**Problem to work on:**
Count the lines of the material below that contain the string "Seguir", where case counts. Reply with only the number.

**Given records:**

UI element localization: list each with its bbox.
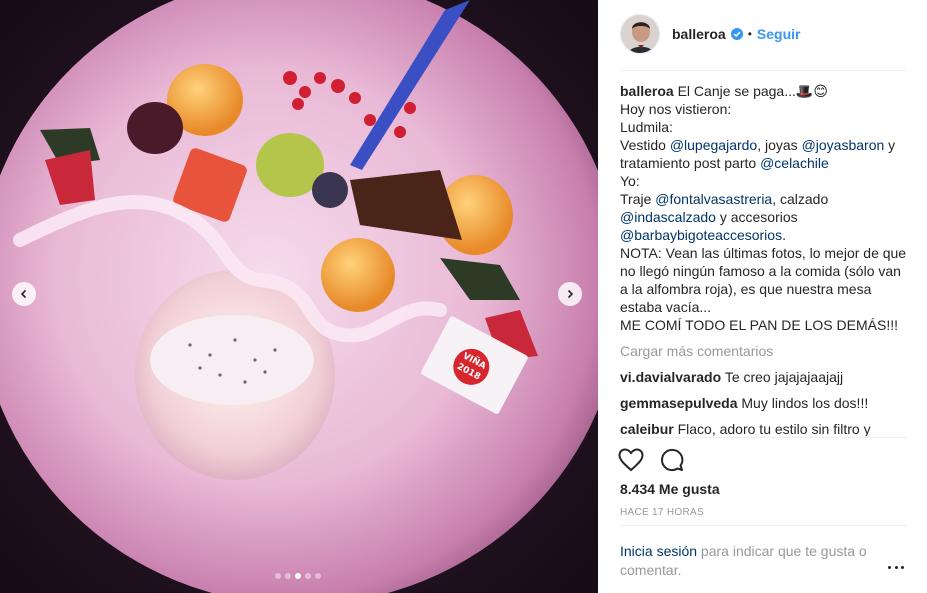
comment-text: Te creo jajajajaajajj [724, 369, 844, 385]
post-side-panel: balleroa • Seguir balleroa El Canje se p… [598, 0, 927, 593]
login-prompt: Inicia sesión para indicar que te gusta … [620, 542, 880, 580]
caption-text: , joyas [757, 137, 802, 153]
caption-text: , calzado [772, 191, 829, 207]
avatar[interactable] [620, 14, 660, 54]
carousel-next-button[interactable] [558, 282, 582, 306]
comment-username[interactable]: gemmasepulveda [620, 395, 738, 411]
comment-username[interactable]: vi.davialvarado [620, 369, 721, 385]
verified-icon [730, 28, 743, 40]
more-options-icon[interactable] [888, 560, 904, 574]
carousel-prev-button[interactable] [12, 282, 36, 306]
comments-section: balleroa El Canje se paga...🎩😊 Hoy nos v… [620, 82, 908, 436]
caption-line: Ludmila: [620, 119, 673, 135]
chevron-right-icon [567, 289, 574, 299]
post-timestamp[interactable]: HACE 17 HORAS [620, 507, 704, 518]
login-link[interactable]: Inicia sesión [620, 543, 697, 559]
carousel-dot-active [295, 573, 301, 579]
footer-divider [620, 525, 907, 526]
caption-line: ME COMÍ TODO EL PAN DE LOS DEMÁS!!! [620, 317, 898, 333]
caption-text: y accesorios [715, 209, 798, 225]
comment-item: gemmasepulveda Muy lindos los dos!!! [620, 394, 908, 412]
mention-link[interactable]: @lupegajardo [670, 137, 757, 153]
caption-text: Traje [620, 191, 656, 207]
mention-link[interactable]: @indascalzado [620, 209, 716, 225]
follow-button[interactable]: Seguir [757, 26, 801, 42]
mention-link[interactable]: @joyasbaron [802, 137, 885, 153]
action-bar [618, 448, 684, 472]
avatar-image [621, 15, 659, 53]
post-media: VIÑA 2018 [0, 0, 598, 593]
chevron-left-icon [20, 289, 27, 299]
mention-link[interactable]: @celachile [760, 155, 829, 171]
caption-line: Yo: [620, 173, 640, 189]
caption-line: El Canje se paga...🎩😊 [677, 83, 828, 99]
caption-nota: NOTA: Vean las últimas fotos, lo mejor d… [620, 245, 907, 315]
load-more-comments-button[interactable]: Cargar más comentarios [620, 342, 908, 360]
comments-divider [620, 437, 907, 438]
comment-icon[interactable] [660, 448, 684, 472]
carousel-dot [305, 573, 311, 579]
header-username[interactable]: balleroa [672, 26, 726, 42]
caption-text: Vestido [620, 137, 670, 153]
mention-link[interactable]: @barbaybigoteaccesorios [620, 227, 782, 243]
instagram-post: VIÑA 2018 balleroa • Seguir balleroa El … [0, 0, 927, 593]
comment-text: Muy lindos los dos!!! [741, 395, 869, 411]
carousel-indicator [275, 573, 321, 579]
header-divider [620, 70, 907, 71]
heart-icon[interactable] [618, 448, 644, 472]
like-count[interactable]: 8.434 Me gusta [620, 481, 720, 497]
food-photo: VIÑA 2018 [0, 0, 598, 593]
carousel-dot [285, 573, 291, 579]
caption-username[interactable]: balleroa [620, 83, 674, 99]
post-caption: balleroa El Canje se paga...🎩😊 Hoy nos v… [620, 82, 908, 334]
comment-item: vi.davialvarado Te creo jajajajaajajj [620, 368, 908, 386]
caption-text: . [782, 227, 786, 243]
comment-username[interactable]: caleibur [620, 421, 674, 436]
comment-text: Flaco, adoro tu estilo sin filtro y [677, 421, 871, 436]
caption-line: Hoy nos vistieron: [620, 101, 732, 117]
carousel-dot [275, 573, 281, 579]
comment-item: caleibur Flaco, adoro tu estilo sin filt… [620, 420, 908, 436]
header-separator: • [747, 27, 752, 41]
carousel-dot [315, 573, 321, 579]
post-header: balleroa • Seguir [620, 13, 908, 55]
mention-link[interactable]: @fontalvasastreria [655, 191, 772, 207]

**Response:**
4